**WHAT YOU ARE ASKED TO DO**
Can the data below be set down again exactly, line for line?

**MATERIAL PROVIDED**
(begin)

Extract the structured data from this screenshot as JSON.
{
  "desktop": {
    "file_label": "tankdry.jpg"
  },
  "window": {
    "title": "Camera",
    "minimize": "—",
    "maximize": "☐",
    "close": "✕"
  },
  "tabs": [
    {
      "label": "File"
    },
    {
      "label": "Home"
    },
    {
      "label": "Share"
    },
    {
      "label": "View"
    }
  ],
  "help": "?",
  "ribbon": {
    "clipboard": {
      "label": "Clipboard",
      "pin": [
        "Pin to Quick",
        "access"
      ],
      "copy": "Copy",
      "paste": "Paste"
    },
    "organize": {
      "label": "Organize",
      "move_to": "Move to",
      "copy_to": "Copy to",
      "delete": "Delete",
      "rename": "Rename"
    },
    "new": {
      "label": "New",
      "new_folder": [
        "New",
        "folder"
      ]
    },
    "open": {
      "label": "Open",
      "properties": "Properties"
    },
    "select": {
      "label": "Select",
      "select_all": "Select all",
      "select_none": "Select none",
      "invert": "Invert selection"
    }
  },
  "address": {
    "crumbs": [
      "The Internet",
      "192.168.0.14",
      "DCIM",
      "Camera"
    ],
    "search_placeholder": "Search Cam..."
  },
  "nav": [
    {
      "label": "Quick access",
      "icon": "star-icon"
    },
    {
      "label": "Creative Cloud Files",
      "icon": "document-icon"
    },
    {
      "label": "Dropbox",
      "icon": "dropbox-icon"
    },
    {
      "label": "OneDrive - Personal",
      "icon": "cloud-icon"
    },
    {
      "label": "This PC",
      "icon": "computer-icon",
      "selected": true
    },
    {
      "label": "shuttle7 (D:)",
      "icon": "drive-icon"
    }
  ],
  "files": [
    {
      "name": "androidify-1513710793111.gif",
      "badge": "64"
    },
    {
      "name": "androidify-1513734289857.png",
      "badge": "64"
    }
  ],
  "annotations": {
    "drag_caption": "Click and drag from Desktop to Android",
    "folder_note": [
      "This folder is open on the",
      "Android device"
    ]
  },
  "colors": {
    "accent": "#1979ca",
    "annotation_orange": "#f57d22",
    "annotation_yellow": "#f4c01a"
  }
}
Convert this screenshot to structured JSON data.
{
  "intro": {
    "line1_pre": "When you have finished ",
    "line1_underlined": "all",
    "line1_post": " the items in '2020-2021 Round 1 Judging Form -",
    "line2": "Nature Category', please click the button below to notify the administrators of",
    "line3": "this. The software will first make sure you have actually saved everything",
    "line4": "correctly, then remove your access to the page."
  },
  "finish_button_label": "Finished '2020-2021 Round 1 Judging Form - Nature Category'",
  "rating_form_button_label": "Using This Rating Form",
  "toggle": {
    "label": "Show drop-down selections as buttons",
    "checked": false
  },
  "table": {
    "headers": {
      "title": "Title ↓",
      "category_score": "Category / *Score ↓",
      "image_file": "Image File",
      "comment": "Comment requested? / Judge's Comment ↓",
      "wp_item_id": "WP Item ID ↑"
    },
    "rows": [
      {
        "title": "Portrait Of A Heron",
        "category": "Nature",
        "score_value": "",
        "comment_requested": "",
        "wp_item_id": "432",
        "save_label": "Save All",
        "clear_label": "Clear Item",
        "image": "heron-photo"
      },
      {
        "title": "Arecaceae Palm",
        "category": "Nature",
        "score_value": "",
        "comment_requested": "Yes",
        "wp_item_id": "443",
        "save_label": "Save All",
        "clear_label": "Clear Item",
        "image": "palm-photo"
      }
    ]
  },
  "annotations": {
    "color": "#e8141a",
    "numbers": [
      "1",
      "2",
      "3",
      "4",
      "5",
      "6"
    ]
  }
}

(end)

**TASK RESULT**
Extract the structured data from this screenshot as JSON.
{
  "desktop": {
    "file_label": "tankdry.jpg"
  },
  "window": {
    "title": "Camera",
    "minimize": "—",
    "maximize": "☐",
    "close": "✕"
  },
  "tabs": [
    {
      "label": "File"
    },
    {
      "label": "Home"
    },
    {
      "label": "Share"
    },
    {
      "label": "View"
    }
  ],
  "help": "?",
  "ribbon": {
    "clipboard": {
      "label": "Clipboard",
      "pin": [
        "Pin to Quick",
        "access"
      ],
      "copy": "Copy",
      "paste": "Paste"
    },
    "organize": {
      "label": "Organize",
      "move_to": "Move to",
      "copy_to": "Copy to",
      "delete": "Delete",
      "rename": "Rename"
    },
    "new": {
      "label": "New",
      "new_folder": [
        "New",
        "folder"
      ]
    },
    "open": {
      "label": "Open",
      "properties": "Properties"
    },
    "select": {
      "label": "Select",
      "select_all": "Select all",
      "select_none": "Select none",
      "invert": "Invert selection"
    }
  },
  "address": {
    "crumbs": [
      "The Internet",
      "192.168.0.14",
      "DCIM",
      "Camera"
    ],
    "search_placeholder": "Search Cam..."
  },
  "nav": [
    {
      "label": "Quick access",
      "icon": "star-icon"
    },
    {
      "label": "Creative Cloud Files",
      "icon": "document-icon"
    },
    {
      "label": "Dropbox",
      "icon": "dropbox-icon"
    },
    {
      "label": "OneDrive - Personal",
      "icon": "cloud-icon"
    },
    {
      "label": "This PC",
      "icon": "computer-icon",
      "selected": true
    },
    {
      "label": "shuttle7 (D:)",
      "icon": "drive-icon"
    }
  ],
  "files": [
    {
      "name": "androidify-1513710793111.gif",
      "badge": "64"
    },
    {
      "name": "androidify-1513734289857.png",
      "badge": "64"
    }
  ],
  "annotations": {
    "drag_caption": "Click and drag from Desktop to Android",
    "folder_note": [
      "This folder is open on the",
      "Android device"
    ]
  },
  "colors": {
    "accent": "#1979ca",
    "annotation_orange": "#f57d22",
    "annotation_yellow": "#f4c01a"
  }
}
Convert this screenshot to structured JSON data.
{
  "intro": {
    "line1_pre": "When you have finished ",
    "line1_underlined": "all",
    "line1_post": " the items in '2020-2021 Round 1 Judging Form -",
    "line2": "Nature Category', please click the button below to notify the administrators of",
    "line3": "this. The software will first make sure you have actually saved everything",
    "line4": "correctly, then remove your access to the page."
  },
  "finish_button_label": "Finished '2020-2021 Round 1 Judging Form - Nature Category'",
  "rating_form_button_label": "Using This Rating Form",
  "toggle": {
    "label": "Show drop-down selections as buttons",
    "checked": false
  },
  "table": {
    "headers": {
      "title": "Title ↓",
      "category_score": "Category / *Score ↓",
      "image_file": "Image File",
      "comment": "Comment requested? / Judge's Comment ↓",
      "wp_item_id": "WP Item ID ↑"
    },
    "rows": [
      {
        "title": "Portrait Of A Heron",
        "category": "Nature",
        "score_value": "",
        "comment_requested": "",
        "wp_item_id": "432",
        "save_label": "Save All",
        "clear_label": "Clear Item",
        "image": "heron-photo"
      },
      {
        "title": "Arecaceae Palm",
        "category": "Nature",
        "score_value": "",
        "comment_requested": "Yes",
        "wp_item_id": "443",
        "save_label": "Save All",
        "clear_label": "Clear Item",
        "image": "palm-photo"
      }
    ]
  },
  "annotations": {
    "color": "#e8141a",
    "numbers": [
      "1",
      "2",
      "3",
      "4",
      "5",
      "6"
    ]
  }
}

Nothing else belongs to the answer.